Locate and copy all lines bearing the word "Velocity".
==== Data excerpts ====
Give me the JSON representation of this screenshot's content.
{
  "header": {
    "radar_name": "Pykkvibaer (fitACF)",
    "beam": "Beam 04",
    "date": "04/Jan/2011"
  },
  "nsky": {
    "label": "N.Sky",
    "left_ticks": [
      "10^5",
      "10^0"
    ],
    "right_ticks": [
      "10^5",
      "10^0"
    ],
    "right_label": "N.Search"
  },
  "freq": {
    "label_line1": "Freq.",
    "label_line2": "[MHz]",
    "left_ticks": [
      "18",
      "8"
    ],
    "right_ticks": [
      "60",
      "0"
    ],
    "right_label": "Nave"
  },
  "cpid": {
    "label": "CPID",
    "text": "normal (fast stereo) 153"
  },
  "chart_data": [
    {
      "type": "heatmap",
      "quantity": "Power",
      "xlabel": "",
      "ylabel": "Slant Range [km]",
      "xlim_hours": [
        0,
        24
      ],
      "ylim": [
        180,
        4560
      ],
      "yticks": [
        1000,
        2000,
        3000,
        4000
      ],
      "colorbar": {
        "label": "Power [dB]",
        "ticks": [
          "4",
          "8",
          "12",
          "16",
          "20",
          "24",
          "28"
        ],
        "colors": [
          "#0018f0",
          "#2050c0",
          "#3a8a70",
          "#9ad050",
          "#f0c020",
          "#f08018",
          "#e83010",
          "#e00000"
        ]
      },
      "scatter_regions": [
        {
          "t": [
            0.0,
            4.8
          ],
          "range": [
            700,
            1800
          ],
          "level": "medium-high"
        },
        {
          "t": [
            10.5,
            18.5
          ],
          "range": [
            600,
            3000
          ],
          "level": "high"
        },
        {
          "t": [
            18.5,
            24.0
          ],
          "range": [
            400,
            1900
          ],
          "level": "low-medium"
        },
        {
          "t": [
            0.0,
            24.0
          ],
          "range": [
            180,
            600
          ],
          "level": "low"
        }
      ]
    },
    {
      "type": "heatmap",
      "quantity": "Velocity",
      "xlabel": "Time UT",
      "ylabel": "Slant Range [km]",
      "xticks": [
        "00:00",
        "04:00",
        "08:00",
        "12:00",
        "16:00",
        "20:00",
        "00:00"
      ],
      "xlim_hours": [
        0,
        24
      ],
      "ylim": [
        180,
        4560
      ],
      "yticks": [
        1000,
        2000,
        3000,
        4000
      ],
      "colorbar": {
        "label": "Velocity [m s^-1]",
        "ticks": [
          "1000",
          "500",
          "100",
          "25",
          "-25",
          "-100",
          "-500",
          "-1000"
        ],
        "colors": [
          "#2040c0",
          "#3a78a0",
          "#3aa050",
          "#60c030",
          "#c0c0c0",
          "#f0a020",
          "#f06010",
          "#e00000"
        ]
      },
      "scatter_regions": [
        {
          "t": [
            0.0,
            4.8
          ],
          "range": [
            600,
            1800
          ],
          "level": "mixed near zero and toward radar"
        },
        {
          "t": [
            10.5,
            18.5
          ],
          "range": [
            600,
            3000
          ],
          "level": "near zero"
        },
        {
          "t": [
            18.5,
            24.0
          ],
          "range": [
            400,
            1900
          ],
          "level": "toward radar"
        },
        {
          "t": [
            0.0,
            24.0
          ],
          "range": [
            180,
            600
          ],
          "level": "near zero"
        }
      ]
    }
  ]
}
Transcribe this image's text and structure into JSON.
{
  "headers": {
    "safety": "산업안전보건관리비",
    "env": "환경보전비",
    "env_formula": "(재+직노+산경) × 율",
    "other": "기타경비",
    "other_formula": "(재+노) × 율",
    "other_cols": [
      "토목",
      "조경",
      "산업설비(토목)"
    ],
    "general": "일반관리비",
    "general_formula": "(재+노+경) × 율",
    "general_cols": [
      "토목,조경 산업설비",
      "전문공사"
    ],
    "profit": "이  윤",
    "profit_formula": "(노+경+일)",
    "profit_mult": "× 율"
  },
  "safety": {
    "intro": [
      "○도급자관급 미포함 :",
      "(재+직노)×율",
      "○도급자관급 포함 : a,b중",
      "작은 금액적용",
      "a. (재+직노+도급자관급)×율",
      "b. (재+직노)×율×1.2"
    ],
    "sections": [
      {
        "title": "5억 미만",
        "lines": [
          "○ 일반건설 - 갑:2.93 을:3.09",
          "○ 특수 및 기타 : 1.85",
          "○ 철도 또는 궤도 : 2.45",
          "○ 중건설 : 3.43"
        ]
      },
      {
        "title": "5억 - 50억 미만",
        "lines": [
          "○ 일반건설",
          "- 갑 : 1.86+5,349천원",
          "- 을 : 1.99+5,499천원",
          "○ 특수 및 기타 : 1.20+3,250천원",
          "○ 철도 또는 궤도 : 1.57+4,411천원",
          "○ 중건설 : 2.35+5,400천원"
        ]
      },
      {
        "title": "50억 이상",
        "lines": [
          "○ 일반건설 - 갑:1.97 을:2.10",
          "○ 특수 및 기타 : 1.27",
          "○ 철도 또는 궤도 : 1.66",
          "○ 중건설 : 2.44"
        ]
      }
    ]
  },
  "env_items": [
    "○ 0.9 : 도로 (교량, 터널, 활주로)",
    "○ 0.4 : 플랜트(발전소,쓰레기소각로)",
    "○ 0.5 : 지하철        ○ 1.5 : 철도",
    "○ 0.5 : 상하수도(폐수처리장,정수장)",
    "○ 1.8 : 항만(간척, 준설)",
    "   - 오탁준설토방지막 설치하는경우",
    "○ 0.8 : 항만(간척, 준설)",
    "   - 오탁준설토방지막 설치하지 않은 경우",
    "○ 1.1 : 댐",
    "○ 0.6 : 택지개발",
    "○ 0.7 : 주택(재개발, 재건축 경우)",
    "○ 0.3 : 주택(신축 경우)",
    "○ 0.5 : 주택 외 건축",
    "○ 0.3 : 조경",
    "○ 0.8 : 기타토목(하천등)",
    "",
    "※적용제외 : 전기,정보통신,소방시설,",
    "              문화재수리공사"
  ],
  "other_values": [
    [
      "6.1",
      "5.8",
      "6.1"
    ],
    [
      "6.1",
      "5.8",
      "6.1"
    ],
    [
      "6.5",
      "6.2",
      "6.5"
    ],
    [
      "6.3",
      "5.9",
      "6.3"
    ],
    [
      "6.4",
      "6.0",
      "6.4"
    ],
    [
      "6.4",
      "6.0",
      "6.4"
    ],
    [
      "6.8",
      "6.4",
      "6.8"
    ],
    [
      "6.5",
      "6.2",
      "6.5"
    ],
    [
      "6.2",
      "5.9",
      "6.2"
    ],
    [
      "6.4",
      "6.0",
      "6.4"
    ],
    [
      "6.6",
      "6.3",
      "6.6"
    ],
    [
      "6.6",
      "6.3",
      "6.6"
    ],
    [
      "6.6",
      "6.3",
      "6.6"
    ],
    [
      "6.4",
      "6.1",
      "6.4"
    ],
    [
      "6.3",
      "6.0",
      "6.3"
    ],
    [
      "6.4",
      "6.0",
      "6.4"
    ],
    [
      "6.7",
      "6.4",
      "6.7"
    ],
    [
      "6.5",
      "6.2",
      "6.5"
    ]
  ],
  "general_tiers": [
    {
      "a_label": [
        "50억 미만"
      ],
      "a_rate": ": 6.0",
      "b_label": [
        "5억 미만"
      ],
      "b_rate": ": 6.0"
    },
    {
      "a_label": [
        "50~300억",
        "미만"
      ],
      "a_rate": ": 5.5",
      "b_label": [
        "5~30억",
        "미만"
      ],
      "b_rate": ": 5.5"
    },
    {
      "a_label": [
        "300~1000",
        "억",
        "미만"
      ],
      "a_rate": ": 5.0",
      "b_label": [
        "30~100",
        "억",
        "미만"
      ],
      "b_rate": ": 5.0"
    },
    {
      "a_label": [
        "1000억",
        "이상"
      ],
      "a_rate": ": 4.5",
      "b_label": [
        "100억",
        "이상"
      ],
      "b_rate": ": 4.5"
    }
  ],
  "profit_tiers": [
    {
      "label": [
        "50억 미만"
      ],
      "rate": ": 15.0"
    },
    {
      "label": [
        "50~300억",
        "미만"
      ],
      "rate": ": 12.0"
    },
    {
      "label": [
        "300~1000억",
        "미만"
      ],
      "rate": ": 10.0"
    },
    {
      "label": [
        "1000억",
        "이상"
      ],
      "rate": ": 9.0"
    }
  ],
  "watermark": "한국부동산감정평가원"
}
====
#### Exercise answer:
      "quantity": "Velocity",
        "label": "Velocity [m s^-1]",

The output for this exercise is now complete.